◆ Entries supplied ◆
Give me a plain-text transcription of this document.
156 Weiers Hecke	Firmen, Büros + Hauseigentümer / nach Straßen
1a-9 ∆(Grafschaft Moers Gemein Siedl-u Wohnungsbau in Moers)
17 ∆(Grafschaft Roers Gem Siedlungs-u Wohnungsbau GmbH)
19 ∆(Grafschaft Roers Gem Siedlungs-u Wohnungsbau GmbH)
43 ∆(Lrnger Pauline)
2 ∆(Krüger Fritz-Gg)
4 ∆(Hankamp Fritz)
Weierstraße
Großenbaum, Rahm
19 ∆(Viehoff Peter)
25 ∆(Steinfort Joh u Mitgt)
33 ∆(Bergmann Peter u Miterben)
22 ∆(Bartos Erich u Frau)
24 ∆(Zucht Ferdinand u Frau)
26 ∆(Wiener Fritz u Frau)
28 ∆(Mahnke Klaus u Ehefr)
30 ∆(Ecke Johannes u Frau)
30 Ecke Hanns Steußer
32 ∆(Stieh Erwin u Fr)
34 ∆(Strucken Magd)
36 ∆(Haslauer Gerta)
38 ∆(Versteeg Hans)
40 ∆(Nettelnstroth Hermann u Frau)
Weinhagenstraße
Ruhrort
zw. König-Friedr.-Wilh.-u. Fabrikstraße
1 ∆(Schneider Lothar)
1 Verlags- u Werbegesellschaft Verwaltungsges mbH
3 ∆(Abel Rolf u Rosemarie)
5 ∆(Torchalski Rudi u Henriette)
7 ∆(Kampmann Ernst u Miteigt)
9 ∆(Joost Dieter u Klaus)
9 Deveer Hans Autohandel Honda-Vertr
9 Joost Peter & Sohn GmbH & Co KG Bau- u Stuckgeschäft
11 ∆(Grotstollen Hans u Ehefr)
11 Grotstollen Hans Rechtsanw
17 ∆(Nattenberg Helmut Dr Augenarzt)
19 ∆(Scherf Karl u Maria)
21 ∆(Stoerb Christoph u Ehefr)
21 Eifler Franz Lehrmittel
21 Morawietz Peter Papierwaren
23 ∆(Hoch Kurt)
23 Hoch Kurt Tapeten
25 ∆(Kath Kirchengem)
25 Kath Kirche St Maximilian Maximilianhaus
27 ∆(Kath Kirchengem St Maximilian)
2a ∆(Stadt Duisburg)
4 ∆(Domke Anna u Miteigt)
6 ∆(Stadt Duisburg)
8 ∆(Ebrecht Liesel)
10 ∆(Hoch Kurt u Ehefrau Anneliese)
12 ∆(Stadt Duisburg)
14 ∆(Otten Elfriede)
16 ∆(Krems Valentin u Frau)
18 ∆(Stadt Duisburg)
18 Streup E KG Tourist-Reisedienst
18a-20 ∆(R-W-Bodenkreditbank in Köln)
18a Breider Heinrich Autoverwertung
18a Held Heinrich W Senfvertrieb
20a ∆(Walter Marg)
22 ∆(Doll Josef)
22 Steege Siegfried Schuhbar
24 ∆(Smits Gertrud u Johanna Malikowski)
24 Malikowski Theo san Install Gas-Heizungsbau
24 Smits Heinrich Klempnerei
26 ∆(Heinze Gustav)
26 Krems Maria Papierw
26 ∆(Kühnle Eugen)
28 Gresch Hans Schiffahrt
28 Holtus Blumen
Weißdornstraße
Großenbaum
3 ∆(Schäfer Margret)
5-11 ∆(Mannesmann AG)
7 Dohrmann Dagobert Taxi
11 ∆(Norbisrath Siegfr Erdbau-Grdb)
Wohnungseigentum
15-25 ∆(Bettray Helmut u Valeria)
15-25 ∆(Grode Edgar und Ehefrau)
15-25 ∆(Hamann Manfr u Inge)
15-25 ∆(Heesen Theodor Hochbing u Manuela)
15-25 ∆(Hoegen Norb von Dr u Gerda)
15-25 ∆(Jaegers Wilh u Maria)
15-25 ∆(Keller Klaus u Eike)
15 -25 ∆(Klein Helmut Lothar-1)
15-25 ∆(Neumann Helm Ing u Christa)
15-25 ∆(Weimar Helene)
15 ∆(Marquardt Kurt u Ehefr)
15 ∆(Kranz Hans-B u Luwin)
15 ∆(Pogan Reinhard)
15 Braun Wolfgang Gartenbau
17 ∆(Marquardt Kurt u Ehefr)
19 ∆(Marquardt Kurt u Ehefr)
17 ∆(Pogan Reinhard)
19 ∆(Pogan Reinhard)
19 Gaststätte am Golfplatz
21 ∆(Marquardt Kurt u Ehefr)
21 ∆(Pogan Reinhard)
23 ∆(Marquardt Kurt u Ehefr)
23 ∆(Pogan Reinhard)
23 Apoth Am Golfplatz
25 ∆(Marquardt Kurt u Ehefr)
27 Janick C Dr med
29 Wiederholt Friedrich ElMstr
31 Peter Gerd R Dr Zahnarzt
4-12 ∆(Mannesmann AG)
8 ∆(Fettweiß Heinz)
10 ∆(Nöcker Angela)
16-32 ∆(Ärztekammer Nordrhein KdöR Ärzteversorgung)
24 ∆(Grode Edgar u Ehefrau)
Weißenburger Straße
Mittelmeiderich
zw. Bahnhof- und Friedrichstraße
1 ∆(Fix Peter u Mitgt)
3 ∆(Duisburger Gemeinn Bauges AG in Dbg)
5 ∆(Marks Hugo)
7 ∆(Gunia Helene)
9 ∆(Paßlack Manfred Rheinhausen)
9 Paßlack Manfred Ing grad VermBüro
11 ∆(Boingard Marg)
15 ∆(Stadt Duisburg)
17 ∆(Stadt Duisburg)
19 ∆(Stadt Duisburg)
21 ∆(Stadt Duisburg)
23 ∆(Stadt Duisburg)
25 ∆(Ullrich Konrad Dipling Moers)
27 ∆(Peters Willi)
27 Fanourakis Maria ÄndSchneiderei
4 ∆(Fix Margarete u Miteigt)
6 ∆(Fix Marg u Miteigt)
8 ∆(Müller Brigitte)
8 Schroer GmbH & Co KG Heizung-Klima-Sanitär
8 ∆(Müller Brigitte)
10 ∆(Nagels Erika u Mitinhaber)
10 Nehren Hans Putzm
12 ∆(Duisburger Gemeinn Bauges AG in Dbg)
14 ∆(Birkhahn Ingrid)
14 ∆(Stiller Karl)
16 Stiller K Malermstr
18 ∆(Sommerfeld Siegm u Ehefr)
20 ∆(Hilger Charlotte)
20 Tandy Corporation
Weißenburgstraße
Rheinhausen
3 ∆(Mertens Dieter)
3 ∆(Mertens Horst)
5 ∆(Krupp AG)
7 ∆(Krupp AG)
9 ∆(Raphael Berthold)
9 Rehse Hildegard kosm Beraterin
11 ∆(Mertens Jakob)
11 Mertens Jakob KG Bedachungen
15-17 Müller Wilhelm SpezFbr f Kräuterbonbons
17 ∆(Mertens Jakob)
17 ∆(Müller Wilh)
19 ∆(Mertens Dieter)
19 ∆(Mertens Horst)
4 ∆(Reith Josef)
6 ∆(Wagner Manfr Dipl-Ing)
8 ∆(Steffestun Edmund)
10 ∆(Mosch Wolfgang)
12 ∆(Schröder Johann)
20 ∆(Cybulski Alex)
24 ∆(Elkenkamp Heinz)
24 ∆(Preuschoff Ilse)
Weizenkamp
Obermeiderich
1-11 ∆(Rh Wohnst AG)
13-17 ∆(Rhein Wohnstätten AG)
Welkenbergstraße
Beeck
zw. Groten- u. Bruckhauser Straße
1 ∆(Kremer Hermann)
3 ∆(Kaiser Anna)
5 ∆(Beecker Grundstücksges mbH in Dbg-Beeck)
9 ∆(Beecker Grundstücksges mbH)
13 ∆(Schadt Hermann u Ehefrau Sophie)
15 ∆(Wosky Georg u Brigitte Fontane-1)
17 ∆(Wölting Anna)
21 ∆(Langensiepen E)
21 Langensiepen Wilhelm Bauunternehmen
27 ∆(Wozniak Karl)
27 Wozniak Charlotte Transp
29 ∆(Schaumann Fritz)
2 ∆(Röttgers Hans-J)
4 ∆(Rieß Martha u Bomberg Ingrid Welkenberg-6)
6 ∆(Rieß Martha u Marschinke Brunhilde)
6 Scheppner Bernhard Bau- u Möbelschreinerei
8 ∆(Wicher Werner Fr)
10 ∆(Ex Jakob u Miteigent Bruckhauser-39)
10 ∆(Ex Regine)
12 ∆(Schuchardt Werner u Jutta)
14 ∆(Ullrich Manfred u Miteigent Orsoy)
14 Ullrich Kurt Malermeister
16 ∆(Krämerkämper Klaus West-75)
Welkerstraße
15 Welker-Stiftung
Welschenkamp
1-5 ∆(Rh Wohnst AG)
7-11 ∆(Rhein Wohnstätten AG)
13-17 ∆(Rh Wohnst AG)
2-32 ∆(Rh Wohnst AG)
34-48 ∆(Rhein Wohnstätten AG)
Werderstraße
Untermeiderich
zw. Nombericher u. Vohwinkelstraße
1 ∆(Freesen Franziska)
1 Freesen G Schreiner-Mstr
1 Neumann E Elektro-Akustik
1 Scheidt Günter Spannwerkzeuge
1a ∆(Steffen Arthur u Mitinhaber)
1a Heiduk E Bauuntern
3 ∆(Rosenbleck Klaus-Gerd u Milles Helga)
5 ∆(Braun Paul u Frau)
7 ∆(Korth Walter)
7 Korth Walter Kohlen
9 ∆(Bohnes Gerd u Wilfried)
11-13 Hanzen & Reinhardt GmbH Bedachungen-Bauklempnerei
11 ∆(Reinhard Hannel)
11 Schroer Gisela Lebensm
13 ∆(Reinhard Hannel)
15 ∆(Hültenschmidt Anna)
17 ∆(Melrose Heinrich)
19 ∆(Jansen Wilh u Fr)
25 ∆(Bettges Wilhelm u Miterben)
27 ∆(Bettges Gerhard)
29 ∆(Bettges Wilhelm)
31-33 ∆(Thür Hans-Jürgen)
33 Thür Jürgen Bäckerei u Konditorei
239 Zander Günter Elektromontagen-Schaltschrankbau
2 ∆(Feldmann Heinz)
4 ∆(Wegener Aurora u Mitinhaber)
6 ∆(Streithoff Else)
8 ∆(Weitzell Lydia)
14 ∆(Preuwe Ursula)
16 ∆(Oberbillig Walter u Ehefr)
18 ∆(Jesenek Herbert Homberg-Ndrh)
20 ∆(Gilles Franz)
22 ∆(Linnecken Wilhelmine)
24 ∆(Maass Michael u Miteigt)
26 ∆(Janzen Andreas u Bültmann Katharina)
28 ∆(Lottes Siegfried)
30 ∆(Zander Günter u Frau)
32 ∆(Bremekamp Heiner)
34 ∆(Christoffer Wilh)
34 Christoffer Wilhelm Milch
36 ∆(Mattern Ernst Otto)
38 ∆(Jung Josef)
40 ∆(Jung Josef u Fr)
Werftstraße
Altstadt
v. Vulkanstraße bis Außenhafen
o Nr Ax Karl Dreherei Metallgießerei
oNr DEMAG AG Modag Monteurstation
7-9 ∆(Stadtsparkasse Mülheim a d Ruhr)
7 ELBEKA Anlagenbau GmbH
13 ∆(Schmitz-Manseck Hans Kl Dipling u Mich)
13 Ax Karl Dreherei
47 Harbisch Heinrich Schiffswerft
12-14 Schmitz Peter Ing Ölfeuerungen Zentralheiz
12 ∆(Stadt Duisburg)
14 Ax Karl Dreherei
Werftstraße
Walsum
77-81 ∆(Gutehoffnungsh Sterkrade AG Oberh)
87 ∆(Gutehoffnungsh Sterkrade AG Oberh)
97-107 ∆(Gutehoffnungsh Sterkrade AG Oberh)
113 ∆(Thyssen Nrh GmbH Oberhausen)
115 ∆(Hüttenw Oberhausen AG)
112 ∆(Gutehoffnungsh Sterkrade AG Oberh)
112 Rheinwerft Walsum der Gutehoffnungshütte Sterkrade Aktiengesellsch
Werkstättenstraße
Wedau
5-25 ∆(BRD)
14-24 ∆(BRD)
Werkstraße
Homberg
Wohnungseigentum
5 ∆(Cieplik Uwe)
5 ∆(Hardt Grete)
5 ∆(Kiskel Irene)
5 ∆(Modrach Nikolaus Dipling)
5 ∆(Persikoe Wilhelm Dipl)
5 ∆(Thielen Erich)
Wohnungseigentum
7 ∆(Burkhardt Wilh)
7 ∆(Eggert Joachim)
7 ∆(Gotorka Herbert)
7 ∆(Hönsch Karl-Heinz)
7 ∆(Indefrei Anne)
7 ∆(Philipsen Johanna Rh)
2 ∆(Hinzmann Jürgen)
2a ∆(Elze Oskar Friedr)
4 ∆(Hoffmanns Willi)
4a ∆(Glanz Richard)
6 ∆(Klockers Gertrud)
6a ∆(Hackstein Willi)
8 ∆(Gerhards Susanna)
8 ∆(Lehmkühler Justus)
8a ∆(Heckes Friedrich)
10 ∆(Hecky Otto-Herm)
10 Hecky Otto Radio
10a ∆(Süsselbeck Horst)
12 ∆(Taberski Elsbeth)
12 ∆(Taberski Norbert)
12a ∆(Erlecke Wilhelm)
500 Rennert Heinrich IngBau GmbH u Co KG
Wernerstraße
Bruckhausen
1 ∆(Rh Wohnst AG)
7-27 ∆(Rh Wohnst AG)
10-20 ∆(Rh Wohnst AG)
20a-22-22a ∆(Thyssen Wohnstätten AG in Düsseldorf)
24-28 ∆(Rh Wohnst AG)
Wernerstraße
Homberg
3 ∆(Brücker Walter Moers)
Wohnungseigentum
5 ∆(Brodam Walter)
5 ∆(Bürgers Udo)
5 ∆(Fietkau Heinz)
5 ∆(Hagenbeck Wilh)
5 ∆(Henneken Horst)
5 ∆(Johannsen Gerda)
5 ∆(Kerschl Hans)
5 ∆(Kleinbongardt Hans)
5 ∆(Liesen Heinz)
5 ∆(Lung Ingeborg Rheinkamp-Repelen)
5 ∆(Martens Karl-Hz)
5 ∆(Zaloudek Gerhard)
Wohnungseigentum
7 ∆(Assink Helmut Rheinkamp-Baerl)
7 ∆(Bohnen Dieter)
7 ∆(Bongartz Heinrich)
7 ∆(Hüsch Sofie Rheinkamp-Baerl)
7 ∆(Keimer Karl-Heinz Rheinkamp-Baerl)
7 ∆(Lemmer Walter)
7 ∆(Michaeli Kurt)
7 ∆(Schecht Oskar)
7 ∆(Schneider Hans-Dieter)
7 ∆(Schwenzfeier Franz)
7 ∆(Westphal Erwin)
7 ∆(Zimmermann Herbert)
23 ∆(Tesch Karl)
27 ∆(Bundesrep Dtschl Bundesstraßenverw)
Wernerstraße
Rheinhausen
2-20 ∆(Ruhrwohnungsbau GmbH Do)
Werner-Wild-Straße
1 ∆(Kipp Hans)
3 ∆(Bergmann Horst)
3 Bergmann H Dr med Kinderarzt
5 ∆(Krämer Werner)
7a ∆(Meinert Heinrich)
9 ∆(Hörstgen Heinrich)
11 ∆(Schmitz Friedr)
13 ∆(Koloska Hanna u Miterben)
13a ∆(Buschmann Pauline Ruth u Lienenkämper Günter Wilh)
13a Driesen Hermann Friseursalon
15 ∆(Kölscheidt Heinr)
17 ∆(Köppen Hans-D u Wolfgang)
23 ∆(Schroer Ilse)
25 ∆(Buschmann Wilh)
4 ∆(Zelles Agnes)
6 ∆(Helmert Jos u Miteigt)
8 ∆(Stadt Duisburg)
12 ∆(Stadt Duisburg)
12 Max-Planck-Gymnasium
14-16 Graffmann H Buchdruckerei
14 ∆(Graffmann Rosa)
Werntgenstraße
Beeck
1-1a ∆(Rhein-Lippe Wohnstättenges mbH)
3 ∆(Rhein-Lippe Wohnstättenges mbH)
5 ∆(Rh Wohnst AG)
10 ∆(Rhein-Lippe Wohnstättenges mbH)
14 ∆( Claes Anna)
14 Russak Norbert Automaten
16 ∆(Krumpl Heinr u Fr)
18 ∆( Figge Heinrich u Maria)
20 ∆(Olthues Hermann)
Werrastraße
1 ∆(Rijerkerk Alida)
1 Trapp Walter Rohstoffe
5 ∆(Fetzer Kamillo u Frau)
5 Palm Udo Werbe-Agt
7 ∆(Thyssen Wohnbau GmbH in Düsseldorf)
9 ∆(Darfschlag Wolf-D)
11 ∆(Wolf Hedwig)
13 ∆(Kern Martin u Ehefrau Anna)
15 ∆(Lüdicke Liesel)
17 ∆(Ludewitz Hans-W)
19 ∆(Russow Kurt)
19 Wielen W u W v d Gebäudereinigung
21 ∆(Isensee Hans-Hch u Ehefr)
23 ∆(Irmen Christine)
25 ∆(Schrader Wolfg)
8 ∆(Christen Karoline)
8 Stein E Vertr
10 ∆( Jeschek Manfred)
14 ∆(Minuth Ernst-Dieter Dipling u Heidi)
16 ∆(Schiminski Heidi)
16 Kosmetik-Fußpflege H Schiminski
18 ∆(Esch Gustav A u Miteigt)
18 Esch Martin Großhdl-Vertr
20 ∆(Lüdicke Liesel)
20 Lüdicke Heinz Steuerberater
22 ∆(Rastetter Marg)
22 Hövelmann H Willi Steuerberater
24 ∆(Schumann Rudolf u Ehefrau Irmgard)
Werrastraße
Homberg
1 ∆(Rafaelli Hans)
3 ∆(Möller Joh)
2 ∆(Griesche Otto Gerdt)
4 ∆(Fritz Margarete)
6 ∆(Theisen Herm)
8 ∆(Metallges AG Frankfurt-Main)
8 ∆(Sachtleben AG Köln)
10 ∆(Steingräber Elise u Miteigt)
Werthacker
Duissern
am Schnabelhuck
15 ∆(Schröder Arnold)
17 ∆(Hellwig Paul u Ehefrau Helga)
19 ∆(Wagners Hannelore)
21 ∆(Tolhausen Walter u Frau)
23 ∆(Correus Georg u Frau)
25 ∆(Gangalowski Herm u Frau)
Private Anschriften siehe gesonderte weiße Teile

◆ Challenge ◆
Copy each line of the records above that carries the word "Gustav".

◆ Response to this exercise ◆
26 ∆(Heinze Gustav)
18 ∆(Esch Gustav A u Miteigt)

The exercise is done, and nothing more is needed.